EXERCISE BRIEF: Find each line with the string "географического" and copy it.

BEGIN DATA RECORDS

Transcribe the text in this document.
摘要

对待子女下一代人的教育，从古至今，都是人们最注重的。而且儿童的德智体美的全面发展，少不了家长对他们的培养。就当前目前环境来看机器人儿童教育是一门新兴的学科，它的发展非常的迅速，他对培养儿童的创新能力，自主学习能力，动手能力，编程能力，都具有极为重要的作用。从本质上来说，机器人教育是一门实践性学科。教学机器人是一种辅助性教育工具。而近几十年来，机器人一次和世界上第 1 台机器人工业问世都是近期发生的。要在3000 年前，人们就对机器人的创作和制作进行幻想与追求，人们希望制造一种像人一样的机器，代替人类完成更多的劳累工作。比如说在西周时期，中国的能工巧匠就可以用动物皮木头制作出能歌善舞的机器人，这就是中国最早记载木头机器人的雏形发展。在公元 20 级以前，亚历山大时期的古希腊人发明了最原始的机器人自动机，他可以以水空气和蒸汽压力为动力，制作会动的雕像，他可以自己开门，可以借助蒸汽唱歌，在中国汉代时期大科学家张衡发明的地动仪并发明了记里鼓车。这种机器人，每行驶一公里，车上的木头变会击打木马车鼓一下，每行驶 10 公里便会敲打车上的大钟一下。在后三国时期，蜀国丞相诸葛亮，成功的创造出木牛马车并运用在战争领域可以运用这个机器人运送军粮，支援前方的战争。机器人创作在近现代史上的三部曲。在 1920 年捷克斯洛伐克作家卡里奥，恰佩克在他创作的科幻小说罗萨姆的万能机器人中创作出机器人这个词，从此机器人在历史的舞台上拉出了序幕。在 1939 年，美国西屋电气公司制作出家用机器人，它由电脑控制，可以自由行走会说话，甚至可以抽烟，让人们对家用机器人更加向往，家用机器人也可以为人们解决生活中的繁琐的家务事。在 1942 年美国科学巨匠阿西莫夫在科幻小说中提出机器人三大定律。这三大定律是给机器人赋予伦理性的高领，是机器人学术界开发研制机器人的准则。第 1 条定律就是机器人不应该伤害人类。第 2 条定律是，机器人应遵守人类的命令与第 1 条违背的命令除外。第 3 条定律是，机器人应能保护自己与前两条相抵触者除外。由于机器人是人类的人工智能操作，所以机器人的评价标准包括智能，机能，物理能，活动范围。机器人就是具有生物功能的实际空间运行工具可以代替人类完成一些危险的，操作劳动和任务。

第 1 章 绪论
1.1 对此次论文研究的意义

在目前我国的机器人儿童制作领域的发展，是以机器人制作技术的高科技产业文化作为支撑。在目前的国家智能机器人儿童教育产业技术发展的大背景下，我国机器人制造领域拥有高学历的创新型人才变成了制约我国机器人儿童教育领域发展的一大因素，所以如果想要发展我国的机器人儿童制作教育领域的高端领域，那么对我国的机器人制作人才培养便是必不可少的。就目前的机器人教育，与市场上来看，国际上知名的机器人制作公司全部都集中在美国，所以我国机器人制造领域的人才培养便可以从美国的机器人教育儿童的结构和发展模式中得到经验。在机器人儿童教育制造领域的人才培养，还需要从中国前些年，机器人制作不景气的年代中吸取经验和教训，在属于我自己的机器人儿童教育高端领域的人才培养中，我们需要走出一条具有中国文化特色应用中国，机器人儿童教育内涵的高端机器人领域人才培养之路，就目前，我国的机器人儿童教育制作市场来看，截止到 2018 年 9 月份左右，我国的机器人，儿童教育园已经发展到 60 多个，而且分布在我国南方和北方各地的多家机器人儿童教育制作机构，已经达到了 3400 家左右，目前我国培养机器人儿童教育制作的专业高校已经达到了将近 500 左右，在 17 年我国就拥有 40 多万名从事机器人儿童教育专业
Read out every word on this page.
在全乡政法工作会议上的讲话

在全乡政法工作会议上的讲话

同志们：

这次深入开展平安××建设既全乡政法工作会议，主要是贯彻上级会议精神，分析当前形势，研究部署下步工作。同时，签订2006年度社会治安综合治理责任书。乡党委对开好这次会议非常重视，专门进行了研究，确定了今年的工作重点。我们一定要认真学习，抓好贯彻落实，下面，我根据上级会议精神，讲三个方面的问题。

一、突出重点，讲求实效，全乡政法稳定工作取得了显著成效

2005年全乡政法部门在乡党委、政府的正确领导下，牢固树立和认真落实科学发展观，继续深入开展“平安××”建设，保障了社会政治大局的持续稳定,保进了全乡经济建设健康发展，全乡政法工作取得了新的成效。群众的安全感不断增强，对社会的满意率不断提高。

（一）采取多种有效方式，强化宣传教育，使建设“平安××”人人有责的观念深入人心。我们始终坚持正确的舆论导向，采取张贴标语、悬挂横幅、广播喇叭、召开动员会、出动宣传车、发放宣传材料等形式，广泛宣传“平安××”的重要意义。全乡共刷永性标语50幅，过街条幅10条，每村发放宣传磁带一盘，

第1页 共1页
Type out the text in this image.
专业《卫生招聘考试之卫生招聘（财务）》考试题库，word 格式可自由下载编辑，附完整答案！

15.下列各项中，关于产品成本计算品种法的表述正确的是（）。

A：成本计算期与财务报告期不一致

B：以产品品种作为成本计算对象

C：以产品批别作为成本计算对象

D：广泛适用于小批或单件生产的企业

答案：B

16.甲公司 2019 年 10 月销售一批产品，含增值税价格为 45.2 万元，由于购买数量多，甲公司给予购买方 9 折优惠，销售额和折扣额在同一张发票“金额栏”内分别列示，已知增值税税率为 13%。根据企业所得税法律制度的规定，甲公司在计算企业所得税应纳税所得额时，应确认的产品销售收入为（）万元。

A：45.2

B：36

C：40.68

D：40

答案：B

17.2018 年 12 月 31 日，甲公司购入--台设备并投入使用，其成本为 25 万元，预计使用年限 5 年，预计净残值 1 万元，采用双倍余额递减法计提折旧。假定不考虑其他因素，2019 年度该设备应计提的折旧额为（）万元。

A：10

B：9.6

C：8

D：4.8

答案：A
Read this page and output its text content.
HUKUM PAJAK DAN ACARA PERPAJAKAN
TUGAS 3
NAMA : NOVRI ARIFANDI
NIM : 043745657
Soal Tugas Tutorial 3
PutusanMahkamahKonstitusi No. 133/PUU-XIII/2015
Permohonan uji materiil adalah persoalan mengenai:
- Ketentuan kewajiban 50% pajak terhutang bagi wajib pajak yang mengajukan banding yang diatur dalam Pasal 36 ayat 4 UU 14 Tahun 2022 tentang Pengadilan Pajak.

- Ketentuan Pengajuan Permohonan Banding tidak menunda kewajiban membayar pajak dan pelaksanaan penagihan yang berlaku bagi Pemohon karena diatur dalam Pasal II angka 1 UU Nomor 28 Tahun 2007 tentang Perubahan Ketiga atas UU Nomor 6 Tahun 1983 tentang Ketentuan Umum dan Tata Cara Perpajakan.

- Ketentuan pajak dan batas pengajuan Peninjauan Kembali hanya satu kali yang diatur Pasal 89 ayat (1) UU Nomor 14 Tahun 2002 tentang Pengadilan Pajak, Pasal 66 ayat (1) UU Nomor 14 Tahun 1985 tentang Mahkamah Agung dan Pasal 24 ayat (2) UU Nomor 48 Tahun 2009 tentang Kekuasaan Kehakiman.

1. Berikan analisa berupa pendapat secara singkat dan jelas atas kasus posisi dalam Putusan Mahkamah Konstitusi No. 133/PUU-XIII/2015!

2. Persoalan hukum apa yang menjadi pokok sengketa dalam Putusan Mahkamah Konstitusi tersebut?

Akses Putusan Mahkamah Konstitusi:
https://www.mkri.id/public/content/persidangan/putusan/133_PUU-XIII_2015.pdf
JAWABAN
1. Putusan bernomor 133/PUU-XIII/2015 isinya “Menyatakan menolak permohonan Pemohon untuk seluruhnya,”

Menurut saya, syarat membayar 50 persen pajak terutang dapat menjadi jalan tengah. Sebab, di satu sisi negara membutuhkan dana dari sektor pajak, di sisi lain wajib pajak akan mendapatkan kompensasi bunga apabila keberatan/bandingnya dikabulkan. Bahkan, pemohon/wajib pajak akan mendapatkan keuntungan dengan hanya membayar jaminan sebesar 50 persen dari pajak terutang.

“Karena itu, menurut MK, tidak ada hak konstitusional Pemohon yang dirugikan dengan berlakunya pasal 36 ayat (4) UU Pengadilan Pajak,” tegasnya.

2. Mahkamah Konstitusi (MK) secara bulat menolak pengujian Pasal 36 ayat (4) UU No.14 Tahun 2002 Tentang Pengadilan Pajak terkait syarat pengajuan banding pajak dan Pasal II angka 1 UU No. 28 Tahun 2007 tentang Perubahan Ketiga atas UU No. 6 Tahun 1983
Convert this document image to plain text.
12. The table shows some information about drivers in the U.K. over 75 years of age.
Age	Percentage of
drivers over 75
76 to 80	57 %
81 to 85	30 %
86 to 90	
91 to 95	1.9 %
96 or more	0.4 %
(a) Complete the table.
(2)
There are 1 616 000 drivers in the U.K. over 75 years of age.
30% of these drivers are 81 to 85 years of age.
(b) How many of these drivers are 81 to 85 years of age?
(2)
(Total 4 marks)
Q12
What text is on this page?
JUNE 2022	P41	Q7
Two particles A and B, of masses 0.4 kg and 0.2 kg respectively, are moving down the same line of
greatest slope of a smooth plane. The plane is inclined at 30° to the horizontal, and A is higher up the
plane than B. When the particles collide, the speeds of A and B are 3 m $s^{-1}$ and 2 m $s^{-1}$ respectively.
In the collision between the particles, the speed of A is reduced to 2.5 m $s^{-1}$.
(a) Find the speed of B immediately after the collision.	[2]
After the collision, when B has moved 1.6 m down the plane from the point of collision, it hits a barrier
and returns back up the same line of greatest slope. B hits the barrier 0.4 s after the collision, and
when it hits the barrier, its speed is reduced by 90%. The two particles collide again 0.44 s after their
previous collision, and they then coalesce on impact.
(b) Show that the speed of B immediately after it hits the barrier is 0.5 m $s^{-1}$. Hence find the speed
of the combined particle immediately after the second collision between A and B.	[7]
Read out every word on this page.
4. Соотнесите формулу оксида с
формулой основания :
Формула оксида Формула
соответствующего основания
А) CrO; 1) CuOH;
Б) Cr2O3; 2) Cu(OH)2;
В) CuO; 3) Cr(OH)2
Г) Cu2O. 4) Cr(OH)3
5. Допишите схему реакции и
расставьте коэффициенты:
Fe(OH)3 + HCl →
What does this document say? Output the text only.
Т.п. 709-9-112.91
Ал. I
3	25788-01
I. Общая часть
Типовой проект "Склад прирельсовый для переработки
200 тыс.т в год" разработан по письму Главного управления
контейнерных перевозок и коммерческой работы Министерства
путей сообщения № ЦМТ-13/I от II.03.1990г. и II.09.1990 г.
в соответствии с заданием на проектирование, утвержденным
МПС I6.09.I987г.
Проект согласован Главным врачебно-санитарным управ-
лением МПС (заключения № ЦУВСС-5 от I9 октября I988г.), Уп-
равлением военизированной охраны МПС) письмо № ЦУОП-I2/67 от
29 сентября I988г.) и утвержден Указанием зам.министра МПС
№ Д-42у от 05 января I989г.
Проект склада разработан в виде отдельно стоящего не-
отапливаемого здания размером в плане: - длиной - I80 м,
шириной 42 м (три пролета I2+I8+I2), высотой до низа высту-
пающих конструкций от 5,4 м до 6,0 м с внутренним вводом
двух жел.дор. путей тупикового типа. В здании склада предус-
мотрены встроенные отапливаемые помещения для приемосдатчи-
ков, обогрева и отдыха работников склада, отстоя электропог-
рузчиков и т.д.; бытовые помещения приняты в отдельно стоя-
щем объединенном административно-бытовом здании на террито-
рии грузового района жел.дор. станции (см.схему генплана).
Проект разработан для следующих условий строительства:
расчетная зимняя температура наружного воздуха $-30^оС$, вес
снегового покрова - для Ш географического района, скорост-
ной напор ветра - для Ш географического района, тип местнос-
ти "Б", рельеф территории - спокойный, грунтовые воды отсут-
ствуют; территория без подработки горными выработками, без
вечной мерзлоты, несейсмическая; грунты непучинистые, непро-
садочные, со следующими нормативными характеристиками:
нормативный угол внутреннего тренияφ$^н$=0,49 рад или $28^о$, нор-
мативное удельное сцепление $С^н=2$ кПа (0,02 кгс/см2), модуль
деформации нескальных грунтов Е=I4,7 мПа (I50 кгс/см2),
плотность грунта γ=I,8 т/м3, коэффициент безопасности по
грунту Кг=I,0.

END DATA RECORDS

ANSWER TO THIS TASK:
снегового покрова - для Ш географического района, скорост-
ной напор ветра - для Ш географического района, тип местнос-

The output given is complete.